=== EXERCISE GOAL ===
Type out all the records word for word. Any pictures are to be left out.
⟨
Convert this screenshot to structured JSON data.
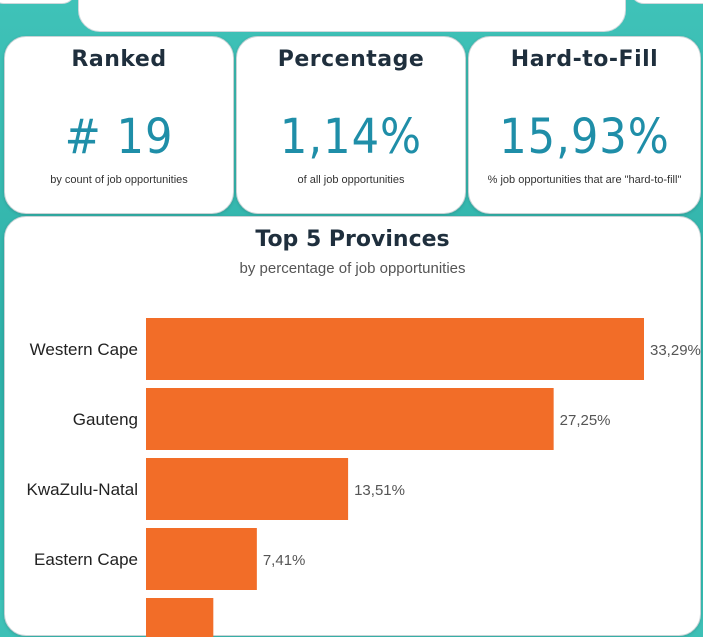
{
  "kpis": [
    {
      "title": "Ranked",
      "value": "# 19",
      "subtitle": "by count of job opportunities"
    },
    {
      "title": "Percentage",
      "value": "1,14%",
      "subtitle": "of all job opportunities"
    },
    {
      "title": "Hard-to-Fill",
      "value": "15,93%",
      "subtitle": "% job opportunities that are \"hard-to-fill\""
    }
  ],
  "colors": {
    "bar": "#f26d28",
    "kpi_value": "#1f8ea8",
    "background": "#3fc2b8"
  },
  "chart_data": {
    "type": "bar",
    "orientation": "horizontal",
    "title": "Top 5 Provinces",
    "subtitle": "by percentage of job opportunities",
    "categories": [
      "Western Cape",
      "Gauteng",
      "KwaZulu-Natal",
      "Eastern Cape"
    ],
    "values": [
      33.29,
      27.25,
      13.51,
      7.41
    ],
    "value_labels": [
      "33,29%",
      "27,25%",
      "13,51%",
      "7,41%"
    ],
    "partial_next_value": 4.5,
    "xlim": [
      0,
      33.29
    ]
  }
}
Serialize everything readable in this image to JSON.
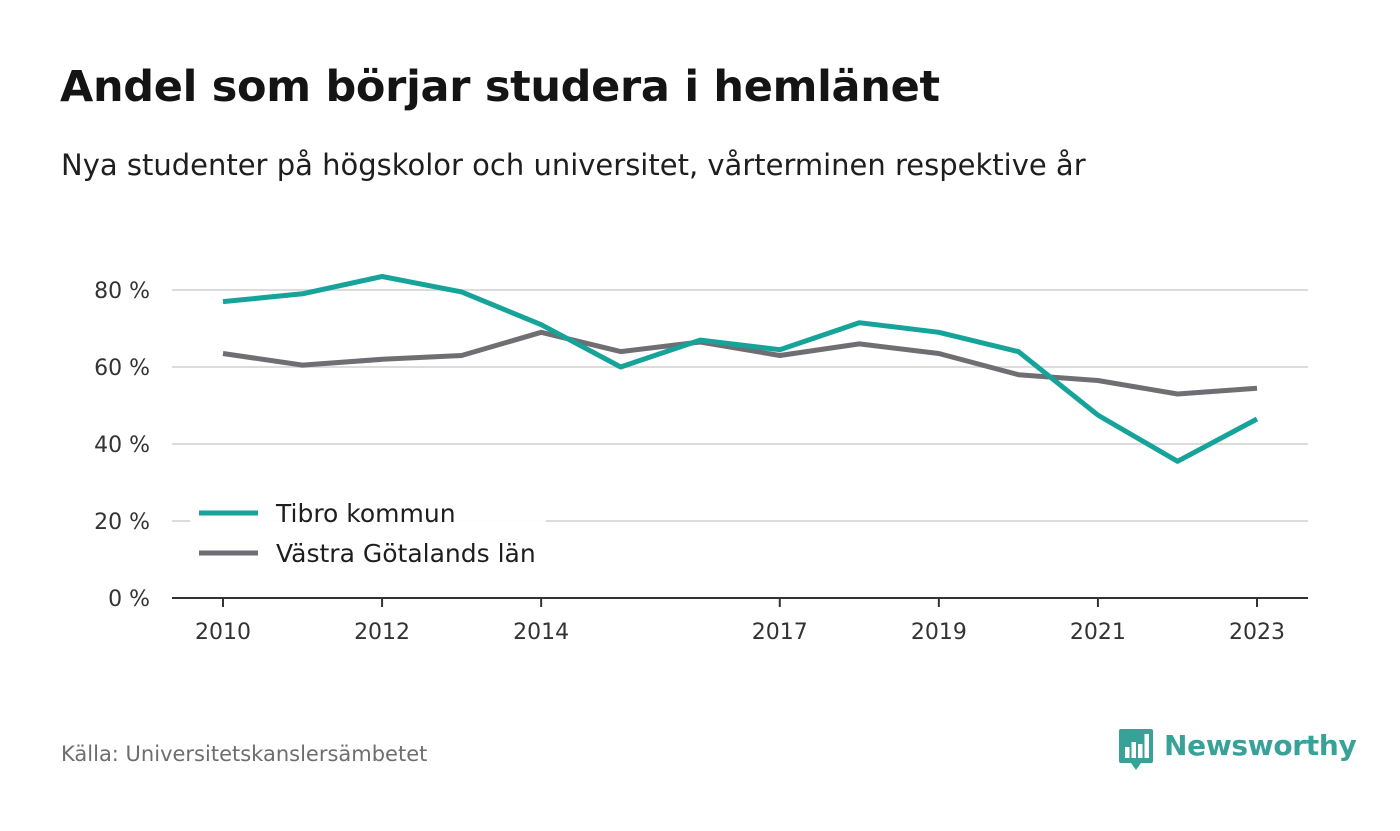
{
  "header": {
    "title": "Andel som börjar studera i hemlänet",
    "subtitle": "Nya studenter på högskolor och universitet, vårterminen respektive år"
  },
  "footer": {
    "source": "Källa: Universitetskanslersämbetet",
    "logo_text": "Newsworthy",
    "logo_icon": "bar-chart-speech-bubble-icon"
  },
  "colors": {
    "series_primary": "#16a39a",
    "series_secondary": "#6f6e73",
    "grid": "#dcdcdc",
    "axis": "#333333",
    "brand": "#38a198"
  },
  "chart_data": {
    "type": "line",
    "title": "Andel som börjar studera i hemlänet",
    "subtitle": "Nya studenter på högskolor och universitet, vårterminen respektive år",
    "x": [
      2010,
      2011,
      2012,
      2013,
      2014,
      2015,
      2016,
      2017,
      2018,
      2019,
      2020,
      2021,
      2022,
      2023
    ],
    "x_tick_values": [
      2010,
      2012,
      2014,
      2017,
      2019,
      2021,
      2023
    ],
    "x_tick_labels": [
      "2010",
      "2012",
      "2014",
      "2017",
      "2019",
      "2021",
      "2023"
    ],
    "y_ticks": [
      0,
      20,
      40,
      60,
      80
    ],
    "y_tick_labels": [
      "0 %",
      "20 %",
      "40 %",
      "60 %",
      "80 %"
    ],
    "ylim": [
      0,
      80
    ],
    "grid": true,
    "legend_position": "bottom-left",
    "series": [
      {
        "name": "Tibro kommun",
        "color": "#16a39a",
        "values": [
          77,
          79,
          83.5,
          79.5,
          71,
          60,
          67,
          64.5,
          71.5,
          69,
          64,
          47.5,
          35.5,
          46.5
        ]
      },
      {
        "name": "Västra Götalands län",
        "color": "#6f6e73",
        "values": [
          63.5,
          60.5,
          62,
          63,
          69,
          64,
          66.5,
          63,
          66,
          63.5,
          58,
          56.5,
          53,
          54.5
        ]
      }
    ]
  }
}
⟩
=== EXERCISE ANSWER ===
Convert this screenshot to structured JSON data.
{
  "kpis": [
    {
      "title": "Ranked",
      "value": "# 19",
      "subtitle": "by count of job opportunities"
    },
    {
      "title": "Percentage",
      "value": "1,14%",
      "subtitle": "of all job opportunities"
    },
    {
      "title": "Hard-to-Fill",
      "value": "15,93%",
      "subtitle": "% job opportunities that are \"hard-to-fill\""
    }
  ],
  "colors": {
    "bar": "#f26d28",
    "kpi_value": "#1f8ea8",
    "background": "#3fc2b8"
  },
  "chart_data": {
    "type": "bar",
    "orientation": "horizontal",
    "title": "Top 5 Provinces",
    "subtitle": "by percentage of job opportunities",
    "categories": [
      "Western Cape",
      "Gauteng",
      "KwaZulu-Natal",
      "Eastern Cape"
    ],
    "values": [
      33.29,
      27.25,
      13.51,
      7.41
    ],
    "value_labels": [
      "33,29%",
      "27,25%",
      "13,51%",
      "7,41%"
    ],
    "partial_next_value": 4.5,
    "xlim": [
      0,
      33.29
    ]
  }
}
Serialize everything readable in this image to JSON.
{
  "header": {
    "title": "Andel som börjar studera i hemlänet",
    "subtitle": "Nya studenter på högskolor och universitet, vårterminen respektive år"
  },
  "footer": {
    "source": "Källa: Universitetskanslersämbetet",
    "logo_text": "Newsworthy",
    "logo_icon": "bar-chart-speech-bubble-icon"
  },
  "colors": {
    "series_primary": "#16a39a",
    "series_secondary": "#6f6e73",
    "grid": "#dcdcdc",
    "axis": "#333333",
    "brand": "#38a198"
  },
  "chart_data": {
    "type": "line",
    "title": "Andel som börjar studera i hemlänet",
    "subtitle": "Nya studenter på högskolor och universitet, vårterminen respektive år",
    "x": [
      2010,
      2011,
      2012,
      2013,
      2014,
      2015,
      2016,
      2017,
      2018,
      2019,
      2020,
      2021,
      2022,
      2023
    ],
    "x_tick_values": [
      2010,
      2012,
      2014,
      2017,
      2019,
      2021,
      2023
    ],
    "x_tick_labels": [
      "2010",
      "2012",
      "2014",
      "2017",
      "2019",
      "2021",
      "2023"
    ],
    "y_ticks": [
      0,
      20,
      40,
      60,
      80
    ],
    "y_tick_labels": [
      "0 %",
      "20 %",
      "40 %",
      "60 %",
      "80 %"
    ],
    "ylim": [
      0,
      80
    ],
    "grid": true,
    "legend_position": "bottom-left",
    "series": [
      {
        "name": "Tibro kommun",
        "color": "#16a39a",
        "values": [
          77,
          79,
          83.5,
          79.5,
          71,
          60,
          67,
          64.5,
          71.5,
          69,
          64,
          47.5,
          35.5,
          46.5
        ]
      },
      {
        "name": "Västra Götalands län",
        "color": "#6f6e73",
        "values": [
          63.5,
          60.5,
          62,
          63,
          69,
          64,
          66.5,
          63,
          66,
          63.5,
          58,
          56.5,
          53,
          54.5
        ]
      }
    ]
  }
}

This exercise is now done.